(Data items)
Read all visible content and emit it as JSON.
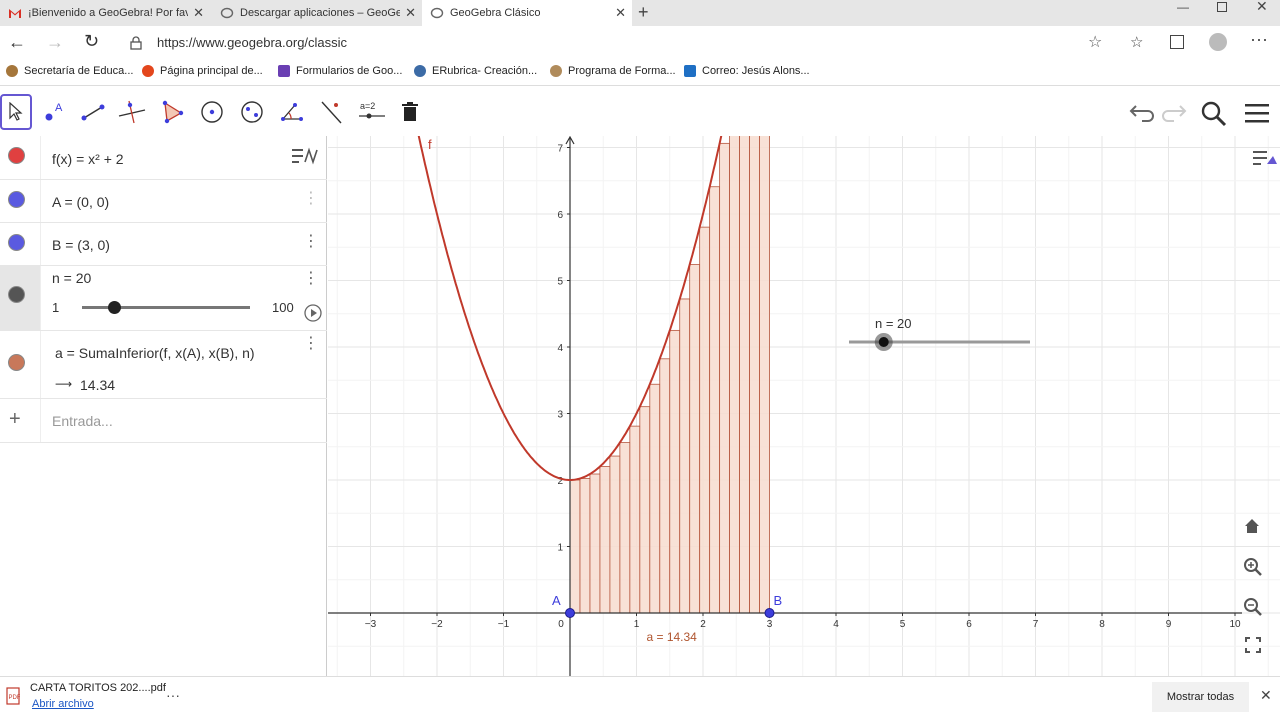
{
  "browser": {
    "tabs": [
      {
        "label": "¡Bienvenido a GeoGebra! Por fav",
        "icon": "gmail-icon"
      },
      {
        "label": "Descargar aplicaciones – GeoGe",
        "icon": "geogebra-icon"
      },
      {
        "label": "GeoGebra Clásico",
        "icon": "geogebra-icon"
      }
    ],
    "url": "https://www.geogebra.org/classic",
    "bookmarks": [
      {
        "label": "Secretaría de Educa...",
        "color": "#a5763b"
      },
      {
        "label": "Página principal de...",
        "color": "#e3461c"
      },
      {
        "label": "Formularios de Goo...",
        "color": "#6a3fb3"
      },
      {
        "label": "ERubrica- Creación...",
        "color": "#3c6ba6"
      },
      {
        "label": "Programa de Forma...",
        "color": "#b08b5b"
      },
      {
        "label": "Correo: Jesús Alons...",
        "color": "#1f6fc4"
      }
    ]
  },
  "algebra": {
    "items": [
      {
        "expr": "f(x)  =  x² + 2",
        "color": "#e04040"
      },
      {
        "expr": "A  =  (0, 0)",
        "color": "#5a5ae0"
      },
      {
        "expr": "B  =  (3, 0)",
        "color": "#5a5ae0"
      },
      {
        "expr": "n = 20",
        "color": "#555555"
      },
      {
        "expr": "a  =  SumaInferior(f, x(A), x(B), n)",
        "color": "#c8785a"
      }
    ],
    "slider_min": "1",
    "slider_max": "100",
    "slider_value": 20,
    "result_arrow": "⟶",
    "result_value": "14.34",
    "input_placeholder": "Entrada...",
    "add_symbol": "+"
  },
  "graphics": {
    "x_ticks": [
      "−3",
      "−2",
      "−1",
      "0",
      "1",
      "2",
      "3",
      "4",
      "5",
      "6",
      "7",
      "8",
      "9",
      "10"
    ],
    "y_ticks": [
      "1",
      "2",
      "3",
      "4",
      "5",
      "6",
      "7"
    ],
    "function_label": "f",
    "point_a_label": "A",
    "point_b_label": "B",
    "slider_caption": "n = 20",
    "area_caption": "a = 14.34",
    "colors": {
      "curve": "#c0392b",
      "rect_fill": "#f7dccf",
      "rect_stroke": "#b5553c",
      "point": "#3d3ddb",
      "grid": "#e6e6e6",
      "caption": "#b0552f"
    }
  },
  "download": {
    "filename": "CARTA TORITOS 202....pdf",
    "open_link": "Abrir archivo",
    "show_all": "Mostrar todas",
    "more": "···"
  }
}
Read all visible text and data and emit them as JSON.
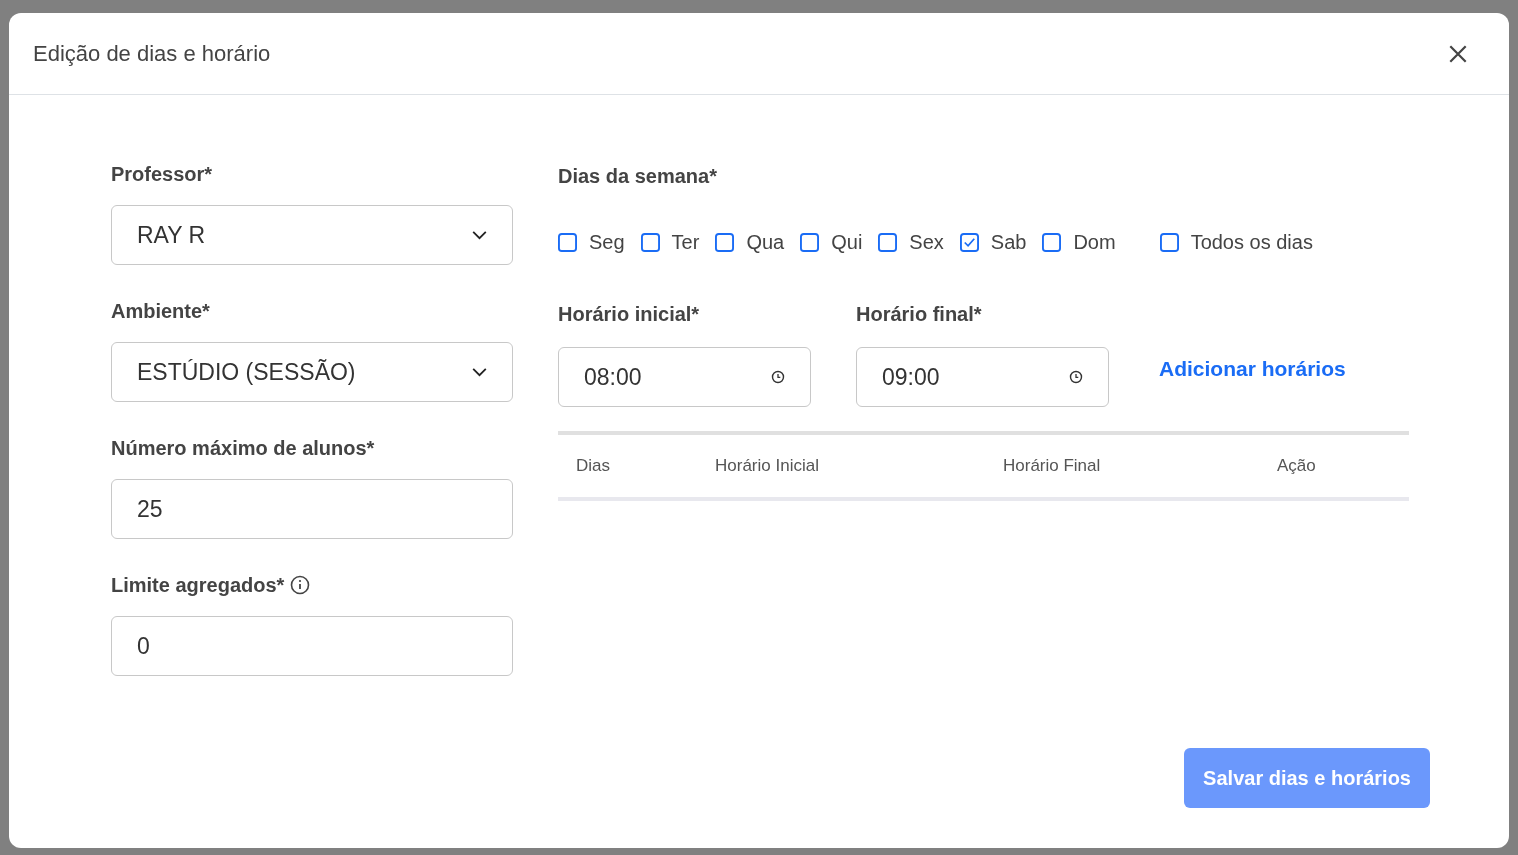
{
  "dialog": {
    "title": "Edição de dias e horário"
  },
  "left_fields": [
    {
      "kind": "select",
      "label": "Professor*",
      "value": "RAY R",
      "info": false
    },
    {
      "kind": "select",
      "label": "Ambiente*",
      "value": "ESTÚDIO (SESSÃO)",
      "info": false
    },
    {
      "kind": "text",
      "label": "Número máximo de alunos*",
      "value": "25",
      "info": false
    },
    {
      "kind": "text",
      "label": "Limite agregados*",
      "value": "0",
      "info": true
    }
  ],
  "weekdays": {
    "label": "Dias da semana*",
    "days": [
      {
        "label": "Seg",
        "checked": false
      },
      {
        "label": "Ter",
        "checked": false
      },
      {
        "label": "Qua",
        "checked": false
      },
      {
        "label": "Qui",
        "checked": false
      },
      {
        "label": "Sex",
        "checked": false
      },
      {
        "label": "Sab",
        "checked": true
      },
      {
        "label": "Dom",
        "checked": false
      }
    ],
    "all_days": {
      "label": "Todos os dias",
      "checked": false
    }
  },
  "times": [
    {
      "label": "Horário inicial*",
      "value": "08:00"
    },
    {
      "label": "Horário final*",
      "value": "09:00"
    }
  ],
  "add_link": "Adicionar horários",
  "table": {
    "columns": [
      "Dias",
      "Horário Inicial",
      "Horário Final",
      "Ação"
    ]
  },
  "save_button": {
    "label": "Salvar dias e horários",
    "disabled": true
  }
}
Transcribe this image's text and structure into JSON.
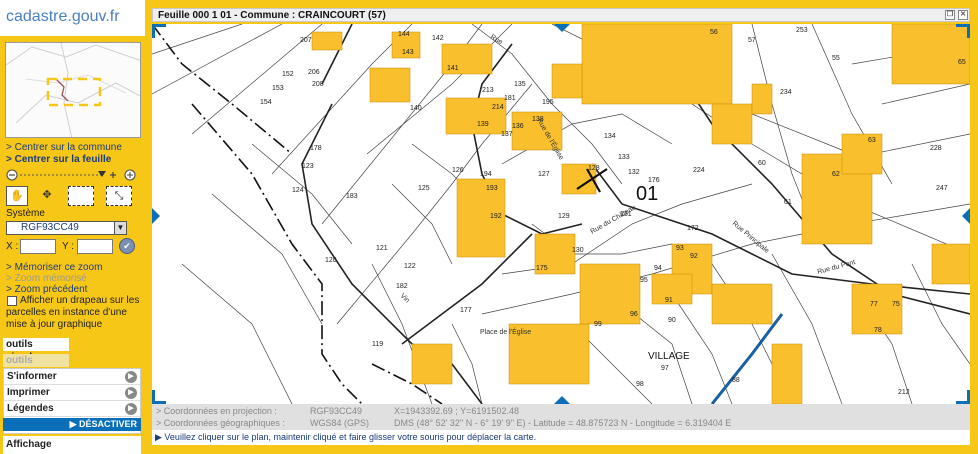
{
  "logo": {
    "text": "cadastre.gouv.fr"
  },
  "title": "Feuille 000 1 01 - Commune : CRAINCOURT (57)",
  "sidebar": {
    "links": {
      "center_commune": "> Centrer sur la commune",
      "center_sheet": "> Centrer sur la feuille",
      "memorize_zoom": "> Mémoriser ce zoom",
      "memorized_zoom": "> Zoom mémorisé",
      "previous_zoom": "> Zoom précédent"
    },
    "systeme_label": "Système",
    "systeme_value": "RGF93CC49",
    "x_label": "X :",
    "y_label": "Y :",
    "x_value": "",
    "y_value": "",
    "flag_text": "Afficher un drapeau sur les parcelles en instance d'une mise à jour graphique",
    "tabs": {
      "simple": "outils simples",
      "advanced": "outils avancés"
    },
    "tools": [
      "S'informer",
      "Imprimer",
      "Légendes"
    ],
    "deactivate": "▶ DÉSACTIVER",
    "display": "Affichage"
  },
  "map": {
    "sheet_label": "01",
    "village_label": "VILLAGE",
    "parcels": [
      {
        "n": "207"
      },
      {
        "n": "206"
      },
      {
        "n": "208"
      },
      {
        "n": "152"
      },
      {
        "n": "153"
      },
      {
        "n": "154"
      },
      {
        "n": "144"
      },
      {
        "n": "142"
      },
      {
        "n": "143"
      },
      {
        "n": "141"
      },
      {
        "n": "140"
      },
      {
        "n": "135"
      },
      {
        "n": "213"
      },
      {
        "n": "214"
      },
      {
        "n": "181"
      },
      {
        "n": "195"
      },
      {
        "n": "139"
      },
      {
        "n": "137"
      },
      {
        "n": "136"
      },
      {
        "n": "138"
      },
      {
        "n": "134"
      },
      {
        "n": "133"
      },
      {
        "n": "128"
      },
      {
        "n": "132"
      },
      {
        "n": "176"
      },
      {
        "n": "127"
      },
      {
        "n": "126"
      },
      {
        "n": "129"
      },
      {
        "n": "131"
      },
      {
        "n": "194"
      },
      {
        "n": "193"
      },
      {
        "n": "192"
      },
      {
        "n": "125"
      },
      {
        "n": "123"
      },
      {
        "n": "124"
      },
      {
        "n": "178"
      },
      {
        "n": "183"
      },
      {
        "n": "121"
      },
      {
        "n": "122"
      },
      {
        "n": "120"
      },
      {
        "n": "182"
      },
      {
        "n": "177"
      },
      {
        "n": "119"
      },
      {
        "n": "130"
      },
      {
        "n": "175"
      },
      {
        "n": "172"
      },
      {
        "n": "93"
      },
      {
        "n": "92"
      },
      {
        "n": "94"
      },
      {
        "n": "95"
      },
      {
        "n": "91"
      },
      {
        "n": "96"
      },
      {
        "n": "90"
      },
      {
        "n": "99"
      },
      {
        "n": "97"
      },
      {
        "n": "98"
      },
      {
        "n": "88"
      },
      {
        "n": "56"
      },
      {
        "n": "57"
      },
      {
        "n": "253"
      },
      {
        "n": "55"
      },
      {
        "n": "234"
      },
      {
        "n": "224"
      },
      {
        "n": "60"
      },
      {
        "n": "61"
      },
      {
        "n": "62"
      },
      {
        "n": "63"
      },
      {
        "n": "228"
      },
      {
        "n": "247"
      },
      {
        "n": "65"
      },
      {
        "n": "77"
      },
      {
        "n": "75"
      },
      {
        "n": "78"
      },
      {
        "n": "212"
      }
    ],
    "streets": [
      "Rue",
      "Rue de l'Église",
      "Rue du Château",
      "Rue Principale",
      "Rue du Pont",
      "Place de l'Église",
      "Vin"
    ]
  },
  "info": {
    "projection_label": "> Coordonnées en projection :",
    "projection_system": "RGF93CC49",
    "projection_values": "X=1943392.69 ; Y=6191502.48",
    "geo_label": "> Coordonnées géographiques :",
    "geo_system": "WGS84 (GPS)",
    "geo_values": "DMS (48° 52' 32'' N - 6° 19' 9'' E) - Latitude = 48.875723 N - Longitude = 6.319404 E"
  },
  "hint": "▶ Veuillez cliquer sur le plan, maintenir cliqué et faire glisser votre souris pour déplacer la carte.",
  "colors": {
    "frame": "#f7c718",
    "building": "#f9bf2d",
    "link": "#1a3a7a",
    "deactivate": "#0a6fb8",
    "info_bar": "#e0e0e0"
  }
}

_Stated problem_. Filter the records for lines holding the string "title". Copy each one.

_Solution to this task_.
    "title": "Edição de dias e horário"
  "title": "Feuille 000 1 01 - Commune : CRAINCOURT (57)",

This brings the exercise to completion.